Locate the string "très" throughout the material and copy every line in which it occurs.

:: Information provided ::

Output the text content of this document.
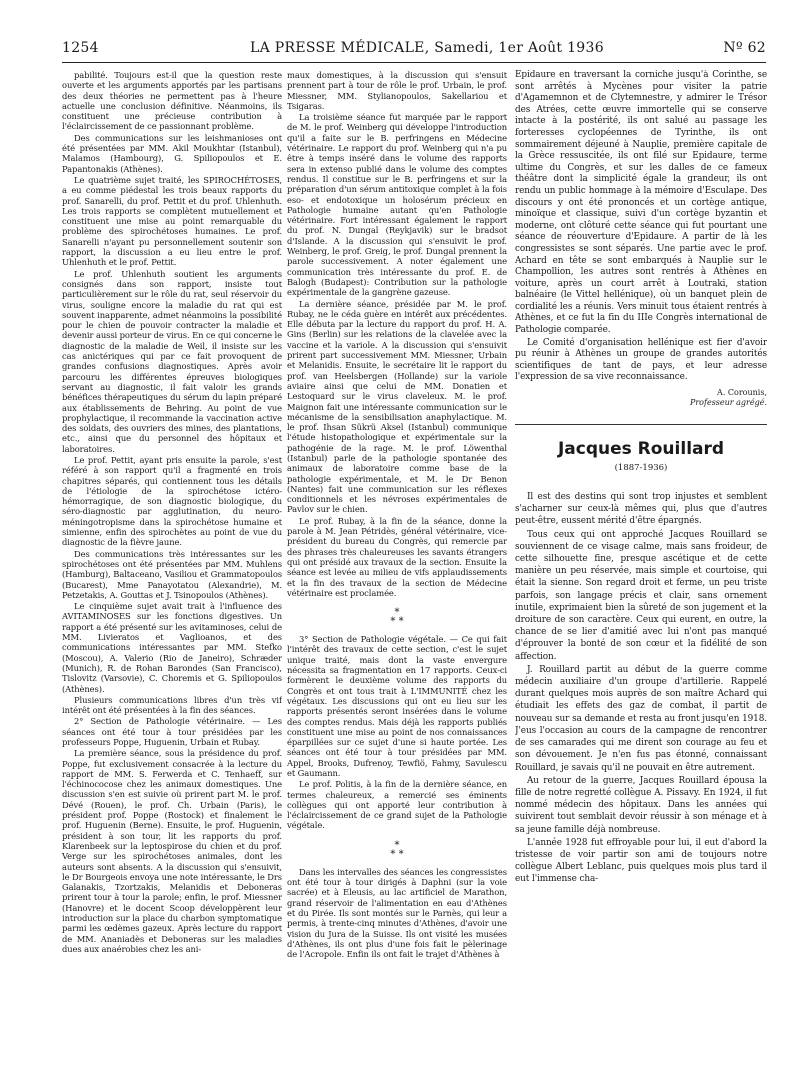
1254	LA PRESSE MÉDICALE, Samedi, 1er Août 1936	Nº 62

pabilité. Toujours est-il que la question reste ouverte et les arguments apportés par les partisans des deux théories ne permettent pas à l'heure actuelle une conclusion définitive. Néanmoins, ils constituent une précieuse contribution à l'éclaircissement de ce passionnant problème.

Des communications sur les leishmanioses ont été présentées par MM. Akil Moukhtar (Istanbul), Malamos (Hambourg), G. Spiliopoulos et E. Papantonakis (Athènes).

Le quatrième sujet traité, les SPIROCHÉTOSES, a eu comme piédestal les trois beaux rapports du prof. Sanarelli, du prof. Pettit et du prof. Uhlenhuth. Les trois rapports se complètent mutuellement et constituent une mise au point remarquable du problème des spirochétoses humaines. Le prof. Sanarelli n'ayant pu personnellement soutenir son rapport, la discussion a eu lieu entre le prof. Uhlenhuth et le prof. Pettit.

Le prof. Uhlenhuth soutient les arguments consignés dans son rapport, insiste tout particulièrement sur le rôle du rat, seul réservoir du virus, souligne encore la maladie du rat qui est souvent inapparente, admet néanmoins la possibilité pour le chien de pouvoir contracter la maladie et devenir aussi porteur de virus. En ce qui concerne le diagnostic de la maladie de Weil, il insiste sur les cas anictériques qui par ce fait provoquent de grandes confusions diagnostiques. Après avoir parcouru les différentes épreuves biologiques servant au diagnostic, il fait valoir les grands bénéfices thérapeutiques du sérum du lapin préparé aux établissements de Behring. Au point de vue prophylactique, il recommande la vaccination active des soldats, des ouvriers des mines, des plantations, etc., ainsi que du personnel des hôpitaux et laboratoires.

Le prof. Pettit, ayant pris ensuite la parole, s'est référé à son rapport qu'il a fragmenté en trois chapitres séparés, qui contiennent tous les détails de l'étiologie de la spirochétose ictéro-hémorragique, de son diagnostic biologique, du séro-diagnostic par agglutination, du neuro-méningotropisme dans la spirochétose humaine et simienne, enfin des spirochètes au point de vue du diagnostic de la fièvre jaune.

Des communications très intéressantes sur les spirochétoses ont été présentées par MM. Muhlens (Hamburg), Baltaceano, Vasiliou et Grammatopoulos (Bucarest), Mme Panayotatou (Alexandrie), M. Petzetakis, A. Gouttas et J. Tsinopoulos (Athènes).

Le cinquième sujet avait trait à l'influence des AVITAMINOSES sur les fonctions digestives. Un rapport a été présenté sur les avitaminoses, celui de MM. Livieratos et Vaglioanos, et des communications intéressantes par MM. Stefko (Moscou), A. Valerio (Rio de Janeiro), Schræder (Munich), R. de Rohan Barondes (San Francisco), Tislovitz (Varsovie), C. Choremis et G. Spiliopoulos (Athènes).

Plusieurs communications libres d'un très vif intérêt ont été présentées à la fin des séances.

2° Section de Pathologie vétérinaire. — Les séances ont été tour à tour présidées par les professeurs Poppe, Huguenin, Urbain et Rubay.

La première séance, sous la présidence du prof. Poppe, fut exclusivement consacrée à la lecture du rapport de MM. S. Ferwerda et C. Tenhaeff, sur l'échinococose chez les animaux domestiques. Une discussion s'en est suivie où prirent part M. le prof. Dévé (Rouen), le prof. Ch. Urbain (Paris), le président prof. Poppe (Rostock) et finalement le prof. Huguenin (Berne). Ensuite, le prof. Huguenin, président à son tour, lit les rapports du prof. Klarenbeek sur la leptospirose du chien et du prof. Verge sur les spirochétoses animales, dont les auteurs sont absents. A la discussion qui s'ensuivit, le Dr Bourgeois envoya une note intéressante, le Drs Galanakis, Tzortzakis, Melanidis et Deboneras prirent tour à tour la parole; enfin, le prof. Miessner (Hanovre) et le docent Scoop développèrent leur introduction sur la place du charbon symptomatique parmi les œdèmes gazeux. Après lecture du rapport de MM. Ananiadès et Deboneras sur les maladies dues aux anaérobies chez les ani-

maux domestiques, à la discussion qui s'ensuit prennent part à tour de rôle le prof. Urbain, le prof. Miessner, MM. Stylianopoulos, Sakellariou et Tsigaras.

La troisième séance fut marquée par le rapport de M. le prof. Weinberg qui développe l'introduction qu'il a faite sur le B. perfringens en Médecine vétérinaire. Le rapport du prof. Weinberg qui n'a pu être à temps inséré dans le volume des rapports sera in extenso publié dans le volume des comptes rendus. Il constitue sur le B. perfringens et sur la préparation d'un sérum antitoxique complet à la fois eso- et endotoxique un holosérum précieux en Pathologie humaine autant qu'en Pathologie vétérinaire. Fort intéressant également le rapport du prof. N. Dungal (Reykjavik) sur le bradsot d'Islande. A la discussion qui s'ensuivit le prof. Weinberg, le prof. Greig, le prof. Dungal prennent la parole successivement. A noter également une communication très intéressante du prof. E. de Balogh (Budapest): Contribution sur la pathologie expérimentale de la gangrène gazeuse.

La dernière séance, présidée par M. le prof. Rubay, ne le céda guère en intérêt aux précédentes. Elle débuta par la lecture du rapport du prof. H. A. Gins (Berlin) sur les relations de la clavelée avec la vaccine et la variole. A la discussion qui s'ensuivit prirent part successivement MM. Miessner, Urbain et Melanidis. Ensuite, le secrétaire lit le rapport du prof. van Heelsbergen (Hollande) sur la variole aviaire ainsi que celui de MM. Donatien et Lestoquard sur le virus claveleux. M. le prof. Maignon fait une intéressante communication sur le mécanisme de la sensibilisation anaphylactique. M. le prof. Ihsan Sükrü Aksel (Istanbul) communique l'étude histopathologique et expérimentale sur la pathogénie de la rage. M. le prof. Löwenthal (Istanbul) parle de la pathologie spontanée des animaux de laboratoire comme base de la pathologie expérimentale, et M. le Dr Benon (Nantes) fait une communication sur les réflexes conditionnels et les névroses expérimentales de Pavlov sur le chien.

Le prof. Rubay, à la fin de la séance, donne la parole à M. Jean Pétridès, général vétérinaire, vice-président du bureau du Congrès, qui remercie par des phrases très chaleureuses les savants étrangers qui ont présidé aux travaux de la section. Ensuite la séance est levée au milieu de vifs applaudissements et la fin des travaux de la section de Médecine vétérinaire est proclamée.

*
* *

3° Section de Pathologie végétale. — Ce qui fait l'intérêt des travaux de cette section, c'est le sujet unique traité, mais dont la vaste envergure nécessita sa fragmentation en 17 rapports. Ceux-ci formèrent le deuxième volume des rapports du Congrès et ont tous trait à L'IMMUNITÉ chez les végétaux. Les discussions qui ont eu lieu sur les rapports présentés seront insérées dans le volume des comptes rendus. Mais déjà les rapports publiés constituent une mise au point de nos connaissances éparpillées sur ce sujet d'une si haute portée. Les séances ont été tour à tour présidées par MM. Appel, Brooks, Dufrenoy, Tewfiö, Fahmy, Savulescu et Gaumann.

Le prof. Politis, à la fin de la dernière séance, en termes chaleureux, a remercié ses éminents collègues qui ont apporté leur contribution à l'éclaircissement de ce grand sujet de la Pathologie végétale.

*
* *

Dans les intervalles des séances les congressistes ont été tour à tour dirigés à Daphni (sur la voie sacrée) et à Eleusis, au lac artificiel de Marathon, grand réservoir de l'alimentation en eau d'Athènes et du Pirée. Ils sont montés sur le Parnès, qui leur a permis, à trente-cinq minutes d'Athènes, d'avoir une vision du Jura de la Suisse. Ils ont visité les musées d'Athènes, ils ont plus d'une fois fait le pèlerinage de l'Acropole. Enfin ils ont fait le trajet d'Athènes à

Epidaure en traversant la corniche jusqu'à Corinthe, se sont arrêtés à Mycènes pour visiter la patrie d'Agamemnon et de Clytemnestre, y admirer le Trésor des Atrées, cette œuvre immortelle qui se conserve intacte à la postérité, ils ont salué au passage les forteresses cyclopéennes de Tyrinthe, ils ont sommairement déjeuné à Nauplie, première capitale de la Grèce ressuscitée, ils ont filé sur Epidaure, terme ultime du Congrès, et sur les dalles de ce fameux théâtre dont la simplicité égale la grandeur, ils ont rendu un public hommage à la mémoire d'Esculape. Des discours y ont été prononcés et un cortège antique, minoïque et classique, suivi d'un cortège byzantin et moderne, ont clôturé cette séance qui fut pourtant une séance de réouverture d'Epidaure. A partir de là les congressistes se sont séparés. Une partie avec le prof. Achard en tête se sont embarqués à Nauplie sur le Champollion, les autres sont rentrés à Athènes en voiture, après un court arrêt à Loutraki, station balnéaire (le Vittel hellénique), où un banquet plein de cordialité les a réunis. Vers minuit tous étaient rentrés à Athènes, et ce fut la fin du IIIe Congrès international de Pathologie comparée.

Le Comité d'organisation hellénique est fier d'avoir pu réunir à Athènes un groupe de grandes autorités scientifiques de tant de pays, et leur adresse l'expression de sa vive reconnaissance.

A. Corounis,
Professeur agrégé.
Jacques Rouillard
(1887-1936)

Il est des destins qui sont trop injustes et semblent s'acharner sur ceux-là mêmes qui, plus que d'autres peut-être, eussent mérité d'être épargnés.

Tous ceux qui ont approché Jacques Rouillard se souviennent de ce visage calme, mais sans froideur, de cette silhouette fine, presque ascétique et de cette manière un peu réservée, mais simple et courtoise, qui était la sienne. Son regard droit et ferme, un peu triste parfois, son langage précis et clair, sans ornement inutile, exprimaient bien la sûreté de son jugement et la droiture de son caractère. Ceux qui eurent, en outre, la chance de se lier d'amitié avec lui n'ont pas manqué d'éprouver la bonté de son cœur et la fidélité de son affection.

J. Rouillard partit au début de la guerre comme médecin auxiliaire d'un groupe d'artillerie. Rappelé durant quelques mois auprès de son maître Achard qui étudiait les effets des gaz de combat, il partit de nouveau sur sa demande et resta au front jusqu'en 1918. J'eus l'occasion au cours de la campagne de rencontrer de ses camarades qui me dirent son courage au feu et son dévouement. Je n'en fus pas étonné, connaissant Rouillard, je savais qu'il ne pouvait en être autrement.

Au retour de la guerre, Jacques Rouillard épousa la fille de notre regretté collègue A. Pissavy. En 1924, il fut nommé médecin des hôpitaux. Dans les années qui suivirent tout semblait devoir réussir à son ménage et à sa jeune famille déjà nombreuse.

L'année 1928 fut effroyable pour lui, il eut d'abord la tristesse de voir partir son ami de toujours notre collègue Albert Leblanc, puis quelques mois plus tard il eut l'immense cha-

:::

**Solved problem**.
Des communications très intéressantes sur les spirochétoses ont été présentées par MM. Muhlens (Hamburg), Baltaceano, Vasiliou et Grammatopoulos (Bucarest), Mme Panayotatou (Alexandrie), M. Petzetakis, A. Gouttas et J. Tsinopoulos (Athènes).
Plusieurs communications libres d'un très vif intérêt ont été présentées à la fin des séances.
La troisième séance fut marquée par le rapport de M. le prof. Weinberg qui développe l'introduction qu'il a faite sur le B. perfringens en Médecine vétérinaire. Le rapport du prof. Weinberg qui n'a pu être à temps inséré dans le volume des rapports sera in extenso publié dans le volume des comptes rendus. Il constitue sur le B. perfringens et sur la préparation d'un sérum antitoxique complet à la fois eso- et endotoxique un holosérum précieux en Pathologie humaine autant qu'en Pathologie vétérinaire. Fort intéressant également le rapport du prof. N. Dungal (Reykjavik) sur le bradsot d'Islande. A la discussion qui s'ensuivit le prof. Weinberg, le prof. Greig, le prof. Dungal prennent la parole successivement. A noter également une communication très intéressante du prof. E. de Balogh (Budapest): Contribution sur la pathologie expérimentale de la gangrène gazeuse.
Le prof. Rubay, à la fin de la séance, donne la parole à M. Jean Pétridès, général vétérinaire, vice-président du bureau du Congrès, qui remercie par des phrases très chaleureuses les savants étrangers qui ont présidé aux travaux de la section. Ensuite la séance est levée au milieu de vifs applaudissements et la fin des travaux de la section de Médecine vétérinaire est proclamée.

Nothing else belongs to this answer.